_Direction_
Below you will find a set of lines. Repeat them all exactly.

Dataset records

= = =

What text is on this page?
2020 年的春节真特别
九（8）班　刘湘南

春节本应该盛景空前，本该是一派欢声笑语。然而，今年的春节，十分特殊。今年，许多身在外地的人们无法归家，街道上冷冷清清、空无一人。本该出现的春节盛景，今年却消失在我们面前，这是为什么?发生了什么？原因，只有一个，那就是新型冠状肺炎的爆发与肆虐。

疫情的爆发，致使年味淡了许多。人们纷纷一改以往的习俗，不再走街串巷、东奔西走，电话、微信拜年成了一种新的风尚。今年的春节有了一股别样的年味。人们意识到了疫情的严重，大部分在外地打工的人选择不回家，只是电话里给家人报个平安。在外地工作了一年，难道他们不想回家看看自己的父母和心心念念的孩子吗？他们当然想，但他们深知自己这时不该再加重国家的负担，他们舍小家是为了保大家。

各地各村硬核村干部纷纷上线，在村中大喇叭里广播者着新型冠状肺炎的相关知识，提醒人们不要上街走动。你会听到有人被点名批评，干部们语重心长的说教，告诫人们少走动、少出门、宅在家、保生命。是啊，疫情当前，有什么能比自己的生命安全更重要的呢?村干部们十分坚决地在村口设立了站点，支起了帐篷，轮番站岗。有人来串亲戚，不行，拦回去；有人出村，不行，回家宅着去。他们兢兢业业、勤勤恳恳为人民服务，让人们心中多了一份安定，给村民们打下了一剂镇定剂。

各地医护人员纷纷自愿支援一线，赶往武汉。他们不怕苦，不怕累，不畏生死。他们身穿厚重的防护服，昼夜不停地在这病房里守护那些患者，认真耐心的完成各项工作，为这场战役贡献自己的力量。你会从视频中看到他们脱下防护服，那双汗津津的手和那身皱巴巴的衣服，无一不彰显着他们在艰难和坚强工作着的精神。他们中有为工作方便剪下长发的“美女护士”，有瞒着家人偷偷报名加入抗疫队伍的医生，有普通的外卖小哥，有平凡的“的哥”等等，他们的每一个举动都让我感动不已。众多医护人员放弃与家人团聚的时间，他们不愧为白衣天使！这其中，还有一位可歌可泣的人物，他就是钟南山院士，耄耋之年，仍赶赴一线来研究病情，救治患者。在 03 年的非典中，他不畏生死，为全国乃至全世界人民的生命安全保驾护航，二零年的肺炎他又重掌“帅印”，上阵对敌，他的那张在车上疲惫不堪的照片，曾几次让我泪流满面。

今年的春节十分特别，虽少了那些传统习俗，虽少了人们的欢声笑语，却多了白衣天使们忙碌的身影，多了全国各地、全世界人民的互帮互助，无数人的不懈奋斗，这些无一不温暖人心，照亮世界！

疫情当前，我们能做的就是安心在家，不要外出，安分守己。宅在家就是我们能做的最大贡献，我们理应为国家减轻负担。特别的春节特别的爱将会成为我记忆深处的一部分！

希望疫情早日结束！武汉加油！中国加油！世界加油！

= = =

_Worked answer_
What text is on this page?
2020 年的春节真特别
九（8）班　刘湘南

春节本应该盛景空前，本该是一派欢声笑语。然而，今年的春节，十分特殊。今年，许多身在外地的人们无法归家，街道上冷冷清清、空无一人。本该出现的春节盛景，今年却消失在我们面前，这是为什么?发生了什么？原因，只有一个，那就是新型冠状肺炎的爆发与肆虐。

疫情的爆发，致使年味淡了许多。人们纷纷一改以往的习俗，不再走街串巷、东奔西走，电话、微信拜年成了一种新的风尚。今年的春节有了一股别样的年味。人们意识到了疫情的严重，大部分在外地打工的人选择不回家，只是电话里给家人报个平安。在外地工作了一年，难道他们不想回家看看自己的父母和心心念念的孩子吗？他们当然想，但他们深知自己这时不该再加重国家的负担，他们舍小家是为了保大家。

各地各村硬核村干部纷纷上线，在村中大喇叭里广播者着新型冠状肺炎的相关知识，提醒人们不要上街走动。你会听到有人被点名批评，干部们语重心长的说教，告诫人们少走动、少出门、宅在家、保生命。是啊，疫情当前，有什么能比自己的生命安全更重要的呢?村干部们十分坚决地在村口设立了站点，支起了帐篷，轮番站岗。有人来串亲戚，不行，拦回去；有人出村，不行，回家宅着去。他们兢兢业业、勤勤恳恳为人民服务，让人们心中多了一份安定，给村民们打下了一剂镇定剂。

各地医护人员纷纷自愿支援一线，赶往武汉。他们不怕苦，不怕累，不畏生死。他们身穿厚重的防护服，昼夜不停地在这病房里守护那些患者，认真耐心的完成各项工作，为这场战役贡献自己的力量。你会从视频中看到他们脱下防护服，那双汗津津的手和那身皱巴巴的衣服，无一不彰显着他们在艰难和坚强工作着的精神。他们中有为工作方便剪下长发的“美女护士”，有瞒着家人偷偷报名加入抗疫队伍的医生，有普通的外卖小哥，有平凡的“的哥”等等，他们的每一个举动都让我感动不已。众多医护人员放弃与家人团聚的时间，他们不愧为白衣天使！这其中，还有一位可歌可泣的人物，他就是钟南山院士，耄耋之年，仍赶赴一线来研究病情，救治患者。在 03 年的非典中，他不畏生死，为全国乃至全世界人民的生命安全保驾护航，二零年的肺炎他又重掌“帅印”，上阵对敌，他的那张在车上疲惫不堪的照片，曾几次让我泪流满面。

今年的春节十分特别，虽少了那些传统习俗，虽少了人们的欢声笑语，却多了白衣天使们忙碌的身影，多了全国各地、全世界人民的互帮互助，无数人的不懈奋斗，这些无一不温暖人心，照亮世界！

疫情当前，我们能做的就是安心在家，不要外出，安分守己。宅在家就是我们能做的最大贡献，我们理应为国家减轻负担。特别的春节特别的爱将会成为我记忆深处的一部分！

希望疫情早日结束！武汉加油！中国加油！世界加油！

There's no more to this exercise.